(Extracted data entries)
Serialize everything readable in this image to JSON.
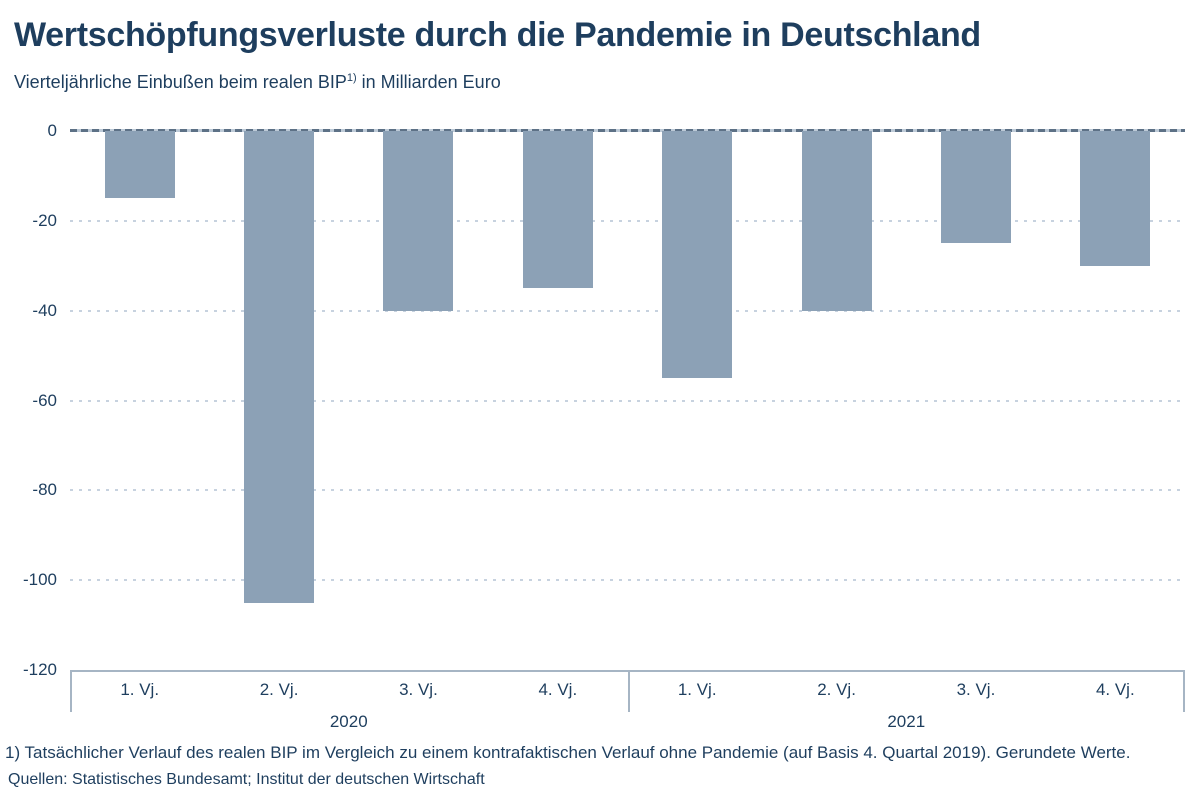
{
  "header": {
    "title": "Wertschöpfungsverluste durch die Pandemie in Deutschland",
    "subtitle_pre": "Vierteljährliche Einbußen beim realen BIP",
    "subtitle_sup": "1)",
    "subtitle_post": " in Milliarden Euro"
  },
  "chart_data": {
    "type": "bar",
    "title": "Wertschöpfungsverluste durch die Pandemie in Deutschland",
    "subtitle": "Vierteljährliche Einbußen beim realen BIP 1) in Milliarden Euro",
    "categories": [
      "1. Vj.",
      "2. Vj.",
      "3. Vj.",
      "4. Vj.",
      "1. Vj.",
      "2. Vj.",
      "3. Vj.",
      "4. Vj."
    ],
    "groups": [
      {
        "label": "2020",
        "span": 4
      },
      {
        "label": "2021",
        "span": 4
      }
    ],
    "values": [
      -15,
      -105,
      -40,
      -35,
      -55,
      -40,
      -25,
      -30
    ],
    "ylabel": "Milliarden Euro",
    "yticks": [
      0,
      -20,
      -40,
      -60,
      -80,
      -100,
      -120
    ],
    "ylim": [
      -120,
      0
    ],
    "grid": "dotted horizontal gridlines, dashed zero line",
    "legend_position": "none",
    "bar_color": "#8ca1b6"
  },
  "footnote": "1) Tatsächlicher Verlauf des realen BIP im Vergleich zu einem kontrafaktischen Verlauf ohne Pandemie (auf Basis 4. Quartal 2019). Gerundete Werte.",
  "source": "Quellen: Statistisches Bundesamt; Institut der deutschen Wirtschaft",
  "colors": {
    "text": "#1e3e5e",
    "bar": "#8ca1b6",
    "zero_line": "#5d7186",
    "gridline": "#c7d2df",
    "axis": "#a6b5c4",
    "background": "#ffffff"
  }
}
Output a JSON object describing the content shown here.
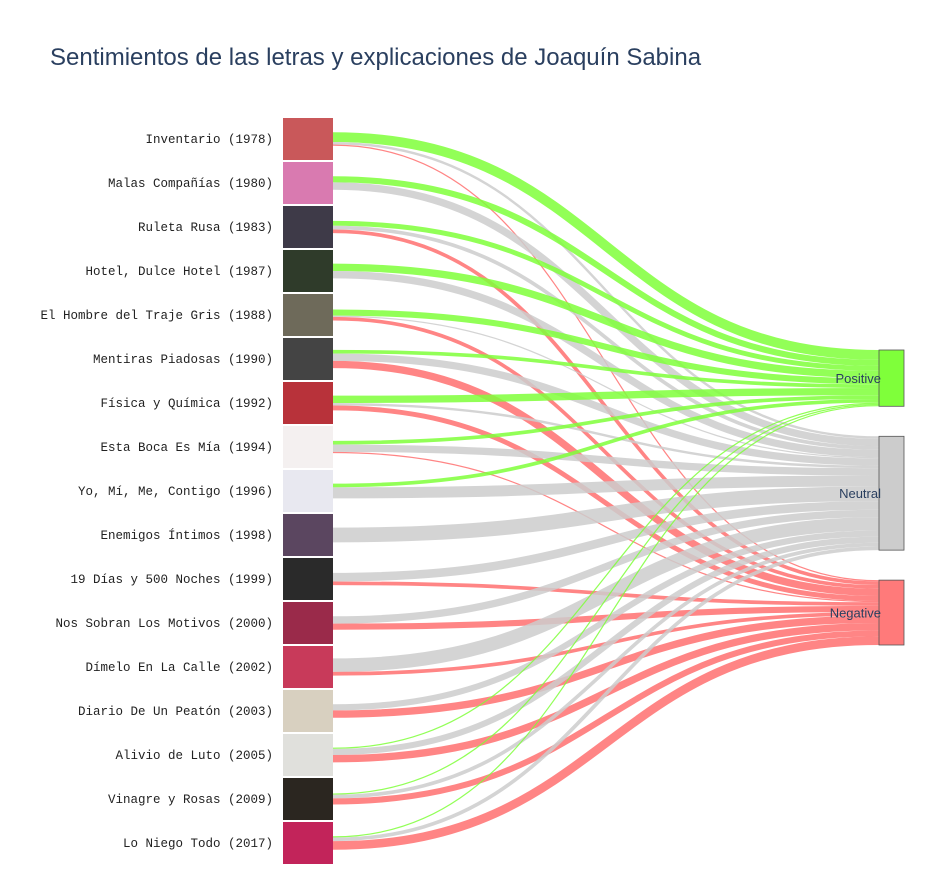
{
  "chart_data": {
    "type": "sankey",
    "title": "Sentimientos de las letras y explicaciones de Joaquín Sabina",
    "sources": [
      "Inventario (1978)",
      "Malas Compañías (1980)",
      "Ruleta Rusa (1983)",
      "Hotel, Dulce Hotel (1987)",
      "El Hombre del Traje Gris (1988)",
      "Mentiras Piadosas (1990)",
      "Física y Química (1992)",
      "Esta Boca Es Mía (1994)",
      "Yo, Mí, Me, Contigo (1996)",
      "Enemigos Íntimos (1998)",
      "19 Días y 500 Noches (1999)",
      "Nos Sobran Los Motivos (2000)",
      "Dímelo En La Calle (2002)",
      "Diario De Un Peatón (2003)",
      "Alivio de Luto (2005)",
      "Vinagre y Rosas (2009)",
      "Lo Niego Todo (2017)"
    ],
    "targets": [
      "Positive",
      "Neutral",
      "Negative"
    ],
    "colors": {
      "Positive": "#7fff3a",
      "Neutral": "#cccccc",
      "Negative": "#ff7070"
    },
    "node_colors": {
      "Positive": "#7fff3a",
      "Neutral": "#cccccc",
      "Negative": "#ff7a7a"
    },
    "links": [
      [
        8,
        2,
        1
      ],
      [
        5,
        6,
        0
      ],
      [
        4,
        3,
        3
      ],
      [
        6,
        6,
        0
      ],
      [
        5,
        1,
        3
      ],
      [
        3,
        6,
        6
      ],
      [
        6,
        2,
        4
      ],
      [
        3,
        6,
        1
      ],
      [
        3,
        9,
        0
      ],
      [
        0,
        12,
        0
      ],
      [
        0,
        7,
        3
      ],
      [
        0,
        6,
        5
      ],
      [
        0,
        11,
        3
      ],
      [
        0,
        5,
        6
      ],
      [
        1,
        5,
        6
      ],
      [
        1,
        3,
        5
      ],
      [
        1,
        3,
        7
      ]
    ]
  }
}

Given task: Repeat the material exactly as it reads, without any of its pictures.

Complete answer:
Serialize everything readable in this image to JSON.
{
  "header": {
    "title": "Wertschöpfungsverluste durch die Pandemie in Deutschland",
    "subtitle_pre": "Vierteljährliche Einbußen beim realen BIP",
    "subtitle_sup": "1)",
    "subtitle_post": " in Milliarden Euro"
  },
  "chart_data": {
    "type": "bar",
    "title": "Wertschöpfungsverluste durch die Pandemie in Deutschland",
    "subtitle": "Vierteljährliche Einbußen beim realen BIP 1) in Milliarden Euro",
    "categories": [
      "1. Vj.",
      "2. Vj.",
      "3. Vj.",
      "4. Vj.",
      "1. Vj.",
      "2. Vj.",
      "3. Vj.",
      "4. Vj."
    ],
    "groups": [
      {
        "label": "2020",
        "span": 4
      },
      {
        "label": "2021",
        "span": 4
      }
    ],
    "values": [
      -15,
      -105,
      -40,
      -35,
      -55,
      -40,
      -25,
      -30
    ],
    "ylabel": "Milliarden Euro",
    "yticks": [
      0,
      -20,
      -40,
      -60,
      -80,
      -100,
      -120
    ],
    "ylim": [
      -120,
      0
    ],
    "grid": "dotted horizontal gridlines, dashed zero line",
    "legend_position": "none",
    "bar_color": "#8ca1b6"
  },
  "footnote": "1) Tatsächlicher Verlauf des realen BIP im Vergleich zu einem kontrafaktischen Verlauf ohne Pandemie (auf Basis 4. Quartal 2019). Gerundete Werte.",
  "source": "Quellen: Statistisches Bundesamt; Institut der deutschen Wirtschaft",
  "colors": {
    "text": "#1e3e5e",
    "bar": "#8ca1b6",
    "zero_line": "#5d7186",
    "gridline": "#c7d2df",
    "axis": "#a6b5c4",
    "background": "#ffffff"
  }
}
Output a JSON object describing the content shown here.
{
  "chart_data": {
    "type": "sankey",
    "title": "Sentimientos de las letras y explicaciones de Joaquín Sabina",
    "sources": [
      "Inventario (1978)",
      "Malas Compañías (1980)",
      "Ruleta Rusa (1983)",
      "Hotel, Dulce Hotel (1987)",
      "El Hombre del Traje Gris (1988)",
      "Mentiras Piadosas (1990)",
      "Física y Química (1992)",
      "Esta Boca Es Mía (1994)",
      "Yo, Mí, Me, Contigo (1996)",
      "Enemigos Íntimos (1998)",
      "19 Días y 500 Noches (1999)",
      "Nos Sobran Los Motivos (2000)",
      "Dímelo En La Calle (2002)",
      "Diario De Un Peatón (2003)",
      "Alivio de Luto (2005)",
      "Vinagre y Rosas (2009)",
      "Lo Niego Todo (2017)"
    ],
    "targets": [
      "Positive",
      "Neutral",
      "Negative"
    ],
    "colors": {
      "Positive": "#7fff3a",
      "Neutral": "#cccccc",
      "Negative": "#ff7070"
    },
    "node_colors": {
      "Positive": "#7fff3a",
      "Neutral": "#cccccc",
      "Negative": "#ff7a7a"
    },
    "links": [
      [
        8,
        2,
        1
      ],
      [
        5,
        6,
        0
      ],
      [
        4,
        3,
        3
      ],
      [
        6,
        6,
        0
      ],
      [
        5,
        1,
        3
      ],
      [
        3,
        6,
        6
      ],
      [
        6,
        2,
        4
      ],
      [
        3,
        6,
        1
      ],
      [
        3,
        9,
        0
      ],
      [
        0,
        12,
        0
      ],
      [
        0,
        7,
        3
      ],
      [
        0,
        6,
        5
      ],
      [
        0,
        11,
        3
      ],
      [
        0,
        5,
        6
      ],
      [
        1,
        5,
        6
      ],
      [
        1,
        3,
        5
      ],
      [
        1,
        3,
        7
      ]
    ]
  }
}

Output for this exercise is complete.